Given data:
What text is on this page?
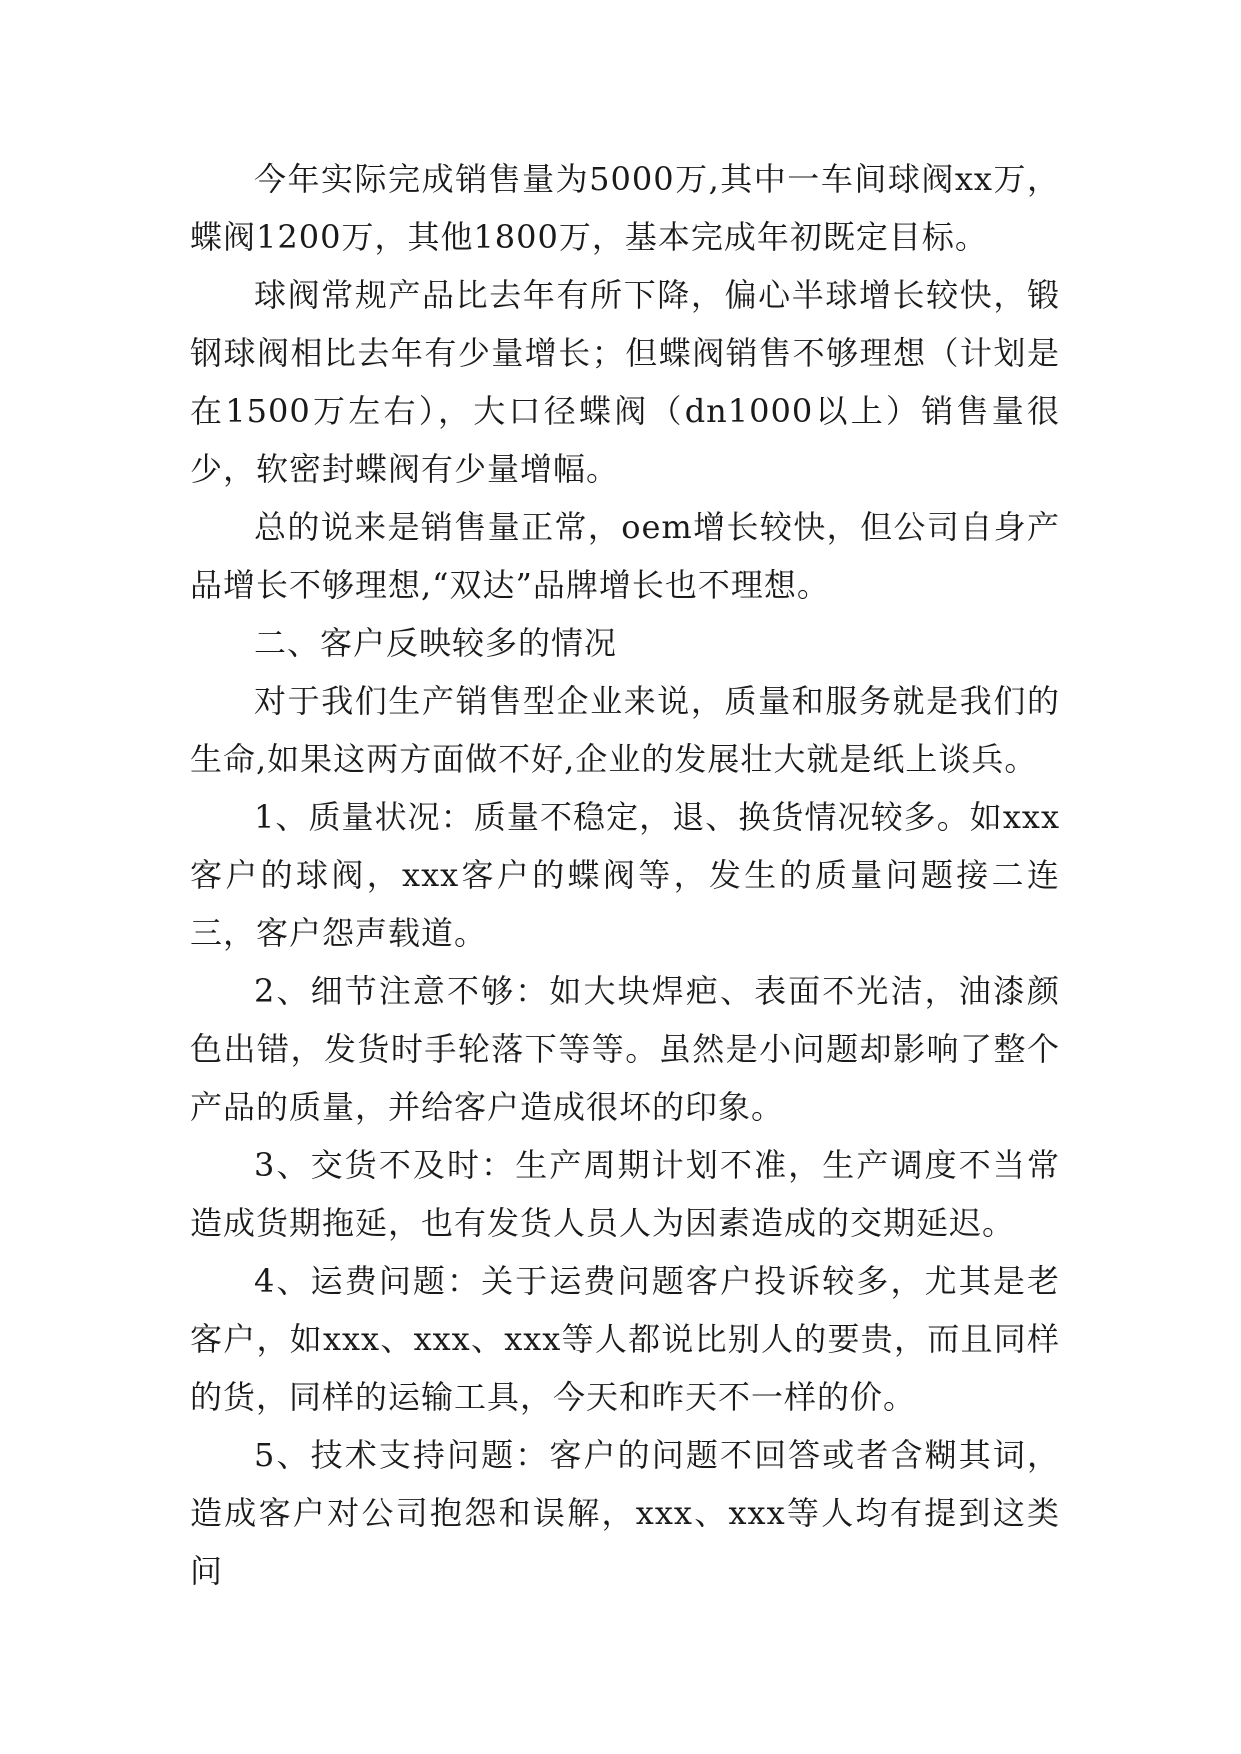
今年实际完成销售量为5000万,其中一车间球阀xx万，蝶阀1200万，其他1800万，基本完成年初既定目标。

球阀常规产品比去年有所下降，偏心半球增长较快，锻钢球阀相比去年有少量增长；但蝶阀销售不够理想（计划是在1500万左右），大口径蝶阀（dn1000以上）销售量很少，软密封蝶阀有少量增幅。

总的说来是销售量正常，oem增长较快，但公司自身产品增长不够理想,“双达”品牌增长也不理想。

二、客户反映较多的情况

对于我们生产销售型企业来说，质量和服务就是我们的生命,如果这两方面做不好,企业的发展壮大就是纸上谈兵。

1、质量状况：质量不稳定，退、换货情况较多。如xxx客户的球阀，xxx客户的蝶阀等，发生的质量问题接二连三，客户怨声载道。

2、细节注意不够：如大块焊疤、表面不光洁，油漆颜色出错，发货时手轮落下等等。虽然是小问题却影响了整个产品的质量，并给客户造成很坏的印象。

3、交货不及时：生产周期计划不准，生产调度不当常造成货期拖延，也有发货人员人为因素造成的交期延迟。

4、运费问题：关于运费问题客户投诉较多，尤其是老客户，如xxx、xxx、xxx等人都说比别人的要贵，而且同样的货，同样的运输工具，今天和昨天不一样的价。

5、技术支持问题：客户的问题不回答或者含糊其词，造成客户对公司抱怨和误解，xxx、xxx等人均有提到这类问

==

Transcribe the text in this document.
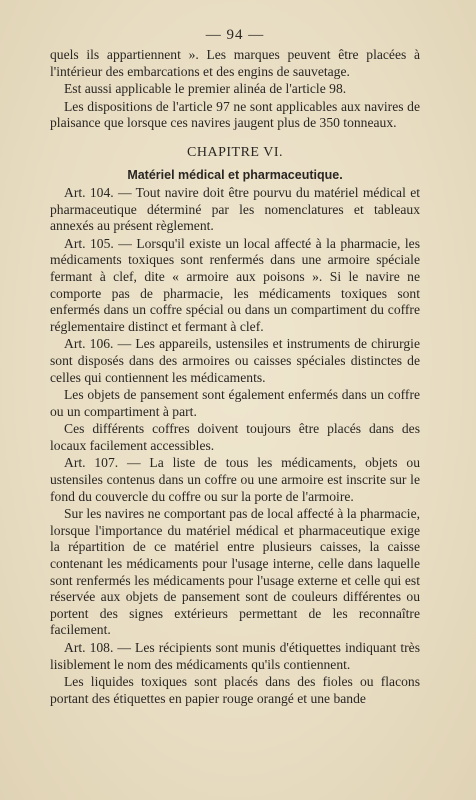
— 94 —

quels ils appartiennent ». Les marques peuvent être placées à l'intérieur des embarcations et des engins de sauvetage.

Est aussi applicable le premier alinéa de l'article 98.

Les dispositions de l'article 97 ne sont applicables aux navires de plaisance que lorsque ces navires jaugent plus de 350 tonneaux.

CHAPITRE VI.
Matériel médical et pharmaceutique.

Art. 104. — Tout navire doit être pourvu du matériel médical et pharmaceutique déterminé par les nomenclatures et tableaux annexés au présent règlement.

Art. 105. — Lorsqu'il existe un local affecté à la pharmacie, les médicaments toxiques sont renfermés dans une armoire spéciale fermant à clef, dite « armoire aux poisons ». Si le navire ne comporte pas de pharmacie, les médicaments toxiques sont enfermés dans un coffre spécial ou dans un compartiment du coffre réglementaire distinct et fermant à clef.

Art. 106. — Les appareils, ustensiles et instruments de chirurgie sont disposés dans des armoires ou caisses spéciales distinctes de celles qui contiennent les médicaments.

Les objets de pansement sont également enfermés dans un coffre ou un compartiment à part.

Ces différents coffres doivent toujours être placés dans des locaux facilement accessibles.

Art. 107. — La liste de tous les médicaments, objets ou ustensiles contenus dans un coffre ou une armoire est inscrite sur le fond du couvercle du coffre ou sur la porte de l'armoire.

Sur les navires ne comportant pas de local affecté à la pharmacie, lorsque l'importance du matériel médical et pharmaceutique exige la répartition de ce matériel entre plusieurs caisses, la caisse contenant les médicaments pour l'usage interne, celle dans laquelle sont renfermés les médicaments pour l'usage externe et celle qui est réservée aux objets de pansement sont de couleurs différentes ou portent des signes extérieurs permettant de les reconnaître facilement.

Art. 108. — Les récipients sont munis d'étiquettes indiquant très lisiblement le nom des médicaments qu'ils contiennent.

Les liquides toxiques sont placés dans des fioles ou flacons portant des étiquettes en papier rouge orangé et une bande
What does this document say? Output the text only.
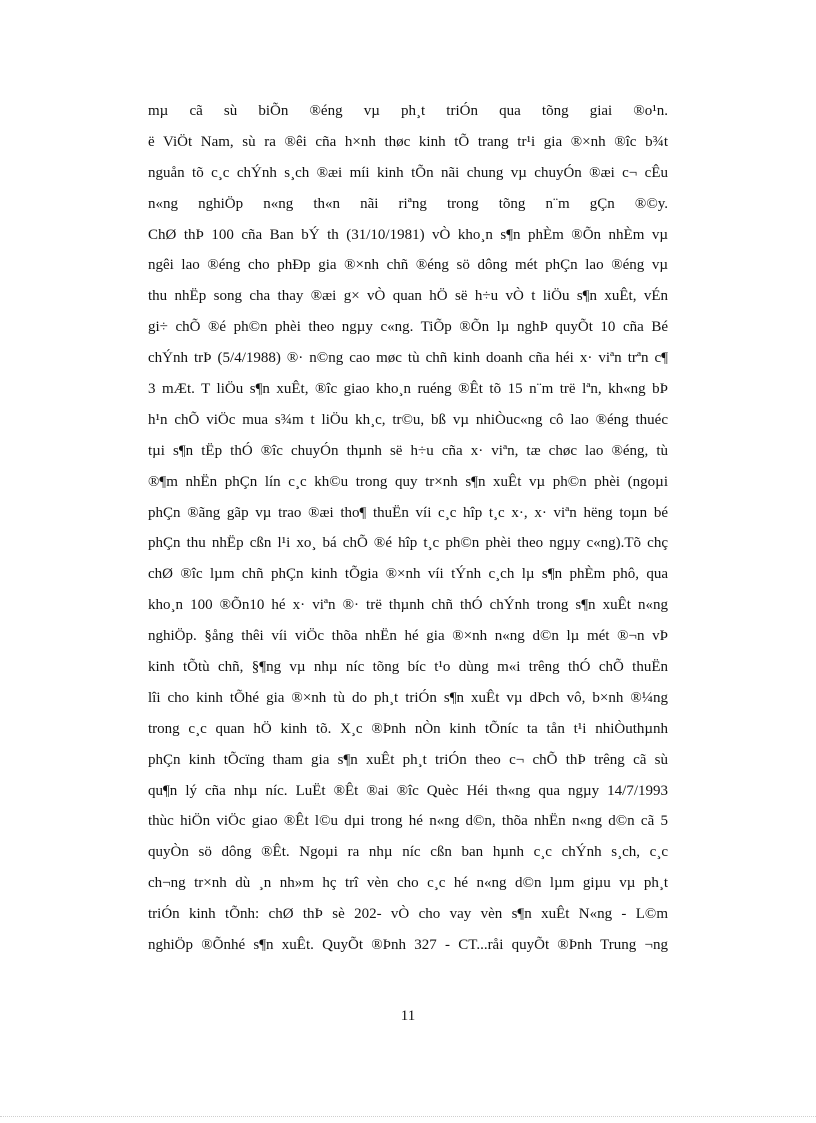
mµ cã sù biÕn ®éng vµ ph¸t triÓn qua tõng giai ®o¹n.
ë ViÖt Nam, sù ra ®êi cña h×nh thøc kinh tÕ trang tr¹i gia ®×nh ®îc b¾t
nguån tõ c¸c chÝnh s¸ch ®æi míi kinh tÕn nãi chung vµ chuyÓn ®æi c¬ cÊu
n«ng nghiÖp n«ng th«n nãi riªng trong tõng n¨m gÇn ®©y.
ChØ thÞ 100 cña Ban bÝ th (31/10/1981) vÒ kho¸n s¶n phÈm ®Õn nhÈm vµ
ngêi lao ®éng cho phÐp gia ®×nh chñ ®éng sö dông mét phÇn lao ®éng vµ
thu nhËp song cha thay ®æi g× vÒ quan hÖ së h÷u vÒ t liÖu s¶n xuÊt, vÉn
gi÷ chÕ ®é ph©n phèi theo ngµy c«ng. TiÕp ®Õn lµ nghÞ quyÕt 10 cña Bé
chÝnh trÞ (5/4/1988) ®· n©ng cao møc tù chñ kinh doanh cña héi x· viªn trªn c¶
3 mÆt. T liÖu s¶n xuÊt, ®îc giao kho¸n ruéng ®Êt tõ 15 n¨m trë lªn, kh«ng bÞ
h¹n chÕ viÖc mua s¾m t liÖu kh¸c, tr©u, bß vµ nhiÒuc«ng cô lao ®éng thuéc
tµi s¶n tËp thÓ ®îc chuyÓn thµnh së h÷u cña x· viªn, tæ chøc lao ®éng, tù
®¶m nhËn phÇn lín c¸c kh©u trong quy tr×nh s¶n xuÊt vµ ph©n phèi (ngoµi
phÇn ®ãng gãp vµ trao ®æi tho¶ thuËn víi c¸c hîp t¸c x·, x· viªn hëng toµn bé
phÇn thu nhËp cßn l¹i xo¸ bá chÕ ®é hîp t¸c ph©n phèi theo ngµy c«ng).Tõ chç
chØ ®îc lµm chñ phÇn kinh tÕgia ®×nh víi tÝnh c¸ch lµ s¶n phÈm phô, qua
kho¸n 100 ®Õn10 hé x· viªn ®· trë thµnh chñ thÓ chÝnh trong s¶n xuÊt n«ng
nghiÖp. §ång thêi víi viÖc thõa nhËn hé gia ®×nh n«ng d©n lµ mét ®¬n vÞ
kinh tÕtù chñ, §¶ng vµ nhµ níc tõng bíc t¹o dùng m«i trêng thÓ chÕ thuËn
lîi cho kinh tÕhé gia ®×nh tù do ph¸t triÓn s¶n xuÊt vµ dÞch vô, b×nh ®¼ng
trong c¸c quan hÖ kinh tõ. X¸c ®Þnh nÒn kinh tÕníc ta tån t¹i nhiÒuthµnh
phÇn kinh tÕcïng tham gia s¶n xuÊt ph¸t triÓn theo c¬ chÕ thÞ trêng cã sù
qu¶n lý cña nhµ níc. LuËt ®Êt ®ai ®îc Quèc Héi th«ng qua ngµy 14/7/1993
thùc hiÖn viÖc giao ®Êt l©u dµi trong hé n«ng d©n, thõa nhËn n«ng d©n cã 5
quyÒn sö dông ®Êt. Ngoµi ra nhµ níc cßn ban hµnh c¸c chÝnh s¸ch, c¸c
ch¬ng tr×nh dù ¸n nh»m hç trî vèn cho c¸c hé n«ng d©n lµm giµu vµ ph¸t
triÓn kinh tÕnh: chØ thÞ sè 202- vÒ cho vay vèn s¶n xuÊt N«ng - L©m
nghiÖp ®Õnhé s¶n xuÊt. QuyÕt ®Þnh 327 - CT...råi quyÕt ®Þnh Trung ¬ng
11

Task details:
Where a line above includes "affecté", copy that line.

Result:
Art. 105. — Lorsqu'il existe un local affecté à la pharmacie, les médicaments toxiques sont renfermés dans une armoire spéciale fermant à clef, dite « armoire aux poisons ». Si le navire ne comporte pas de pharmacie, les médicaments toxiques sont enfermés dans un coffre spécial ou dans un compartiment du coffre réglementaire distinct et fermant à clef.
Sur les navires ne comportant pas de local affecté à la pharmacie, lorsque l'importance du matériel médical et pharmaceutique exige la répartition de ce matériel entre plusieurs caisses, la caisse contenant les médicaments pour l'usage interne, celle dans laquelle sont renfermés les médicaments pour l'usage externe et celle qui est réservée aux objets de pansement sont de couleurs différentes ou portent des signes extérieurs permettant de les reconnaître facilement.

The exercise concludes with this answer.